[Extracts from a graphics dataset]
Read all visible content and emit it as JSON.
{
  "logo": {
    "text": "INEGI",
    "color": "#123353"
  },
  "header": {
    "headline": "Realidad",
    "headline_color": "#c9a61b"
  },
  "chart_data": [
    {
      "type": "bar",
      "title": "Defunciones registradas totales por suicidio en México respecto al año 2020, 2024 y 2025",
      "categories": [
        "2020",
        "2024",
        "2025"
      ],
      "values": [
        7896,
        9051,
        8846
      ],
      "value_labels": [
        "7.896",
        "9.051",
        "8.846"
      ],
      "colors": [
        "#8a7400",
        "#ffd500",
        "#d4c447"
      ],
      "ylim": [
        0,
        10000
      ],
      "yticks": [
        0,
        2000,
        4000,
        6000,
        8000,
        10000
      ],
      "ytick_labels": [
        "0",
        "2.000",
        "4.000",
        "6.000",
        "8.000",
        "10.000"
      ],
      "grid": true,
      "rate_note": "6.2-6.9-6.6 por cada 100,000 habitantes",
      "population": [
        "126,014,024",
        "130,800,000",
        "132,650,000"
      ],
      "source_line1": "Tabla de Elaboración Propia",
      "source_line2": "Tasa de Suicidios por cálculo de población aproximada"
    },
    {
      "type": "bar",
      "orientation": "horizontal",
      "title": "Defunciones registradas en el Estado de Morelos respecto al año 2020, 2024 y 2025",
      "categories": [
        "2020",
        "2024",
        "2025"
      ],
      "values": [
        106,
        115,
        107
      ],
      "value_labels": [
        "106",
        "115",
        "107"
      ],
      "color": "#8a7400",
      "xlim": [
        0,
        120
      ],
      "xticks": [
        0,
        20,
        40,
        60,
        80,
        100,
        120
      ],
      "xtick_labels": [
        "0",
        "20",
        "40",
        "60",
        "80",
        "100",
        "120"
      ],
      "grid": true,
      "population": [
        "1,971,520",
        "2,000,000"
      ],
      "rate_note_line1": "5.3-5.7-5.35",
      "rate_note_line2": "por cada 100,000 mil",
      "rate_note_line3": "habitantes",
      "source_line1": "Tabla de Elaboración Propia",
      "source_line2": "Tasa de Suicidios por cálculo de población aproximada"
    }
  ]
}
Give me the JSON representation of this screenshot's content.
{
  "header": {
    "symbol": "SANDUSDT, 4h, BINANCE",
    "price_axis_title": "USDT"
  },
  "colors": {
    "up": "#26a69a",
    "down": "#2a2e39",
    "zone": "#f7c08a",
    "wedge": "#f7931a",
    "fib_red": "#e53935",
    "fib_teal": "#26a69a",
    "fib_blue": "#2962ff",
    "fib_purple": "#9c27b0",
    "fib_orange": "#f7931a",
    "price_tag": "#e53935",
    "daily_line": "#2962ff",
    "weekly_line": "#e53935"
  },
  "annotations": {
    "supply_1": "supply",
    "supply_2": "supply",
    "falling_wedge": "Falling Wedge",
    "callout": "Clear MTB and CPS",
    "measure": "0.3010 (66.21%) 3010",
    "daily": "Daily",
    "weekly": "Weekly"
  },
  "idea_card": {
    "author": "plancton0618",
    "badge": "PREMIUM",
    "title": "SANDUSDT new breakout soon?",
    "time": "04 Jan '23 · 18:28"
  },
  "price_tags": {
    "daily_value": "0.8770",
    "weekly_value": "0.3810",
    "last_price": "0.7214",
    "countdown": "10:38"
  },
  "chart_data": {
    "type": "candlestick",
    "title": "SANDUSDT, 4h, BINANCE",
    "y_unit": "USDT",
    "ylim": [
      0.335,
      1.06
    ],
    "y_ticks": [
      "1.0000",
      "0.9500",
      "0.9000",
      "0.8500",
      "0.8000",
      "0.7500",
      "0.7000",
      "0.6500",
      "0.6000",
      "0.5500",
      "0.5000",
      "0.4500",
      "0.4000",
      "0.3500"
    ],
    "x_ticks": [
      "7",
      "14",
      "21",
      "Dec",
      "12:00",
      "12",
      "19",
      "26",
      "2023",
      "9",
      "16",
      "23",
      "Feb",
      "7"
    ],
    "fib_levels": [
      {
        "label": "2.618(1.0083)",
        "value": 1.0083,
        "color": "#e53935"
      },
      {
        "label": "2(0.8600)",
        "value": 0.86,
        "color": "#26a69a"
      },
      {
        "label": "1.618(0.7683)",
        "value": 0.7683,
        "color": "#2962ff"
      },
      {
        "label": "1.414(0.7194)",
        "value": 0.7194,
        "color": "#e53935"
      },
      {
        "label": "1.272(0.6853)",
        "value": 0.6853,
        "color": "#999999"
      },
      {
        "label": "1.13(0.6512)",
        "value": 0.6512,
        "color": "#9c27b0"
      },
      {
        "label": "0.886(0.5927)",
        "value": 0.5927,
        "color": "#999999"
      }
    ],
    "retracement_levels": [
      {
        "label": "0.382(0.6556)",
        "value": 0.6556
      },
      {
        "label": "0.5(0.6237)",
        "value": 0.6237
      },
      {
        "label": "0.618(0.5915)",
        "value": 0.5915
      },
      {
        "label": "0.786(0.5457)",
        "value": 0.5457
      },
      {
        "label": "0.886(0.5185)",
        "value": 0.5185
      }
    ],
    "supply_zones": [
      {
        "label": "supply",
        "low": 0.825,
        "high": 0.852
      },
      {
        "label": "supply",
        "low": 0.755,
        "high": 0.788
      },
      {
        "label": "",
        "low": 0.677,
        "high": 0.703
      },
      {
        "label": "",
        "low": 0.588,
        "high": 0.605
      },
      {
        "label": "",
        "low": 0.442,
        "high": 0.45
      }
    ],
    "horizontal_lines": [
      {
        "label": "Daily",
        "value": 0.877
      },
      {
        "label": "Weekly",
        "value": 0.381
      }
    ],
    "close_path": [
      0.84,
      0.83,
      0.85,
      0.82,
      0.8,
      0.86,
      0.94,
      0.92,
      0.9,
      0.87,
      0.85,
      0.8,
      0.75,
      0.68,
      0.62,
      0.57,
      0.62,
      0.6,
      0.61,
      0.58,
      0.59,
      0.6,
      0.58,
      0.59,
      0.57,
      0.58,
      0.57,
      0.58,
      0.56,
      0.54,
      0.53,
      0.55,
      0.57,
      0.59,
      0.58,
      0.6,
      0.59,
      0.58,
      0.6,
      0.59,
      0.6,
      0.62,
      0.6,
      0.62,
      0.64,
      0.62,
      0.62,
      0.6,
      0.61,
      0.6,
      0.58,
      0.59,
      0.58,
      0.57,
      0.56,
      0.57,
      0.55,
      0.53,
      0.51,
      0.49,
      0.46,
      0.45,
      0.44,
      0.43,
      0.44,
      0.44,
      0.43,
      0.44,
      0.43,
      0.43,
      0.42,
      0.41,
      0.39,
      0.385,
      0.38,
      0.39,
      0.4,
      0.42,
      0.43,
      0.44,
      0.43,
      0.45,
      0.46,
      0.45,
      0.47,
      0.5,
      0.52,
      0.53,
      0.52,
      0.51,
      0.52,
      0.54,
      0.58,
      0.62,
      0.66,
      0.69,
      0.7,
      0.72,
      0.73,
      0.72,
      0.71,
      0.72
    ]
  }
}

[OBJECTIVE]
Write out all the records above again, exactly as they stand.

[OUTPUT OF THE EXERCISE]
Read all visible content and emit it as JSON.
{
  "logo": {
    "text": "INEGI",
    "color": "#123353"
  },
  "header": {
    "headline": "Realidad",
    "headline_color": "#c9a61b"
  },
  "chart_data": [
    {
      "type": "bar",
      "title": "Defunciones registradas totales por suicidio en México respecto al año 2020, 2024 y 2025",
      "categories": [
        "2020",
        "2024",
        "2025"
      ],
      "values": [
        7896,
        9051,
        8846
      ],
      "value_labels": [
        "7.896",
        "9.051",
        "8.846"
      ],
      "colors": [
        "#8a7400",
        "#ffd500",
        "#d4c447"
      ],
      "ylim": [
        0,
        10000
      ],
      "yticks": [
        0,
        2000,
        4000,
        6000,
        8000,
        10000
      ],
      "ytick_labels": [
        "0",
        "2.000",
        "4.000",
        "6.000",
        "8.000",
        "10.000"
      ],
      "grid": true,
      "rate_note": "6.2-6.9-6.6 por cada 100,000 habitantes",
      "population": [
        "126,014,024",
        "130,800,000",
        "132,650,000"
      ],
      "source_line1": "Tabla de Elaboración Propia",
      "source_line2": "Tasa de Suicidios por cálculo de población aproximada"
    },
    {
      "type": "bar",
      "orientation": "horizontal",
      "title": "Defunciones registradas en el Estado de Morelos respecto al año 2020, 2024 y 2025",
      "categories": [
        "2020",
        "2024",
        "2025"
      ],
      "values": [
        106,
        115,
        107
      ],
      "value_labels": [
        "106",
        "115",
        "107"
      ],
      "color": "#8a7400",
      "xlim": [
        0,
        120
      ],
      "xticks": [
        0,
        20,
        40,
        60,
        80,
        100,
        120
      ],
      "xtick_labels": [
        "0",
        "20",
        "40",
        "60",
        "80",
        "100",
        "120"
      ],
      "grid": true,
      "population": [
        "1,971,520",
        "2,000,000"
      ],
      "rate_note_line1": "5.3-5.7-5.35",
      "rate_note_line2": "por cada 100,000 mil",
      "rate_note_line3": "habitantes",
      "source_line1": "Tabla de Elaboración Propia",
      "source_line2": "Tasa de Suicidios por cálculo de población aproximada"
    }
  ]
}
Give me the JSON representation of this screenshot's content.
{
  "header": {
    "symbol": "SANDUSDT, 4h, BINANCE",
    "price_axis_title": "USDT"
  },
  "colors": {
    "up": "#26a69a",
    "down": "#2a2e39",
    "zone": "#f7c08a",
    "wedge": "#f7931a",
    "fib_red": "#e53935",
    "fib_teal": "#26a69a",
    "fib_blue": "#2962ff",
    "fib_purple": "#9c27b0",
    "fib_orange": "#f7931a",
    "price_tag": "#e53935",
    "daily_line": "#2962ff",
    "weekly_line": "#e53935"
  },
  "annotations": {
    "supply_1": "supply",
    "supply_2": "supply",
    "falling_wedge": "Falling Wedge",
    "callout": "Clear MTB and CPS",
    "measure": "0.3010 (66.21%) 3010",
    "daily": "Daily",
    "weekly": "Weekly"
  },
  "idea_card": {
    "author": "plancton0618",
    "badge": "PREMIUM",
    "title": "SANDUSDT new breakout soon?",
    "time": "04 Jan '23 · 18:28"
  },
  "price_tags": {
    "daily_value": "0.8770",
    "weekly_value": "0.3810",
    "last_price": "0.7214",
    "countdown": "10:38"
  },
  "chart_data": {
    "type": "candlestick",
    "title": "SANDUSDT, 4h, BINANCE",
    "y_unit": "USDT",
    "ylim": [
      0.335,
      1.06
    ],
    "y_ticks": [
      "1.0000",
      "0.9500",
      "0.9000",
      "0.8500",
      "0.8000",
      "0.7500",
      "0.7000",
      "0.6500",
      "0.6000",
      "0.5500",
      "0.5000",
      "0.4500",
      "0.4000",
      "0.3500"
    ],
    "x_ticks": [
      "7",
      "14",
      "21",
      "Dec",
      "12:00",
      "12",
      "19",
      "26",
      "2023",
      "9",
      "16",
      "23",
      "Feb",
      "7"
    ],
    "fib_levels": [
      {
        "label": "2.618(1.0083)",
        "value": 1.0083,
        "color": "#e53935"
      },
      {
        "label": "2(0.8600)",
        "value": 0.86,
        "color": "#26a69a"
      },
      {
        "label": "1.618(0.7683)",
        "value": 0.7683,
        "color": "#2962ff"
      },
      {
        "label": "1.414(0.7194)",
        "value": 0.7194,
        "color": "#e53935"
      },
      {
        "label": "1.272(0.6853)",
        "value": 0.6853,
        "color": "#999999"
      },
      {
        "label": "1.13(0.6512)",
        "value": 0.6512,
        "color": "#9c27b0"
      },
      {
        "label": "0.886(0.5927)",
        "value": 0.5927,
        "color": "#999999"
      }
    ],
    "retracement_levels": [
      {
        "label": "0.382(0.6556)",
        "value": 0.6556
      },
      {
        "label": "0.5(0.6237)",
        "value": 0.6237
      },
      {
        "label": "0.618(0.5915)",
        "value": 0.5915
      },
      {
        "label": "0.786(0.5457)",
        "value": 0.5457
      },
      {
        "label": "0.886(0.5185)",
        "value": 0.5185
      }
    ],
    "supply_zones": [
      {
        "label": "supply",
        "low": 0.825,
        "high": 0.852
      },
      {
        "label": "supply",
        "low": 0.755,
        "high": 0.788
      },
      {
        "label": "",
        "low": 0.677,
        "high": 0.703
      },
      {
        "label": "",
        "low": 0.588,
        "high": 0.605
      },
      {
        "label": "",
        "low": 0.442,
        "high": 0.45
      }
    ],
    "horizontal_lines": [
      {
        "label": "Daily",
        "value": 0.877
      },
      {
        "label": "Weekly",
        "value": 0.381
      }
    ],
    "close_path": [
      0.84,
      0.83,
      0.85,
      0.82,
      0.8,
      0.86,
      0.94,
      0.92,
      0.9,
      0.87,
      0.85,
      0.8,
      0.75,
      0.68,
      0.62,
      0.57,
      0.62,
      0.6,
      0.61,
      0.58,
      0.59,
      0.6,
      0.58,
      0.59,
      0.57,
      0.58,
      0.57,
      0.58,
      0.56,
      0.54,
      0.53,
      0.55,
      0.57,
      0.59,
      0.58,
      0.6,
      0.59,
      0.58,
      0.6,
      0.59,
      0.6,
      0.62,
      0.6,
      0.62,
      0.64,
      0.62,
      0.62,
      0.6,
      0.61,
      0.6,
      0.58,
      0.59,
      0.58,
      0.57,
      0.56,
      0.57,
      0.55,
      0.53,
      0.51,
      0.49,
      0.46,
      0.45,
      0.44,
      0.43,
      0.44,
      0.44,
      0.43,
      0.44,
      0.43,
      0.43,
      0.42,
      0.41,
      0.39,
      0.385,
      0.38,
      0.39,
      0.4,
      0.42,
      0.43,
      0.44,
      0.43,
      0.45,
      0.46,
      0.45,
      0.47,
      0.5,
      0.52,
      0.53,
      0.52,
      0.51,
      0.52,
      0.54,
      0.58,
      0.62,
      0.66,
      0.69,
      0.7,
      0.72,
      0.73,
      0.72,
      0.71,
      0.72
    ]
  }
}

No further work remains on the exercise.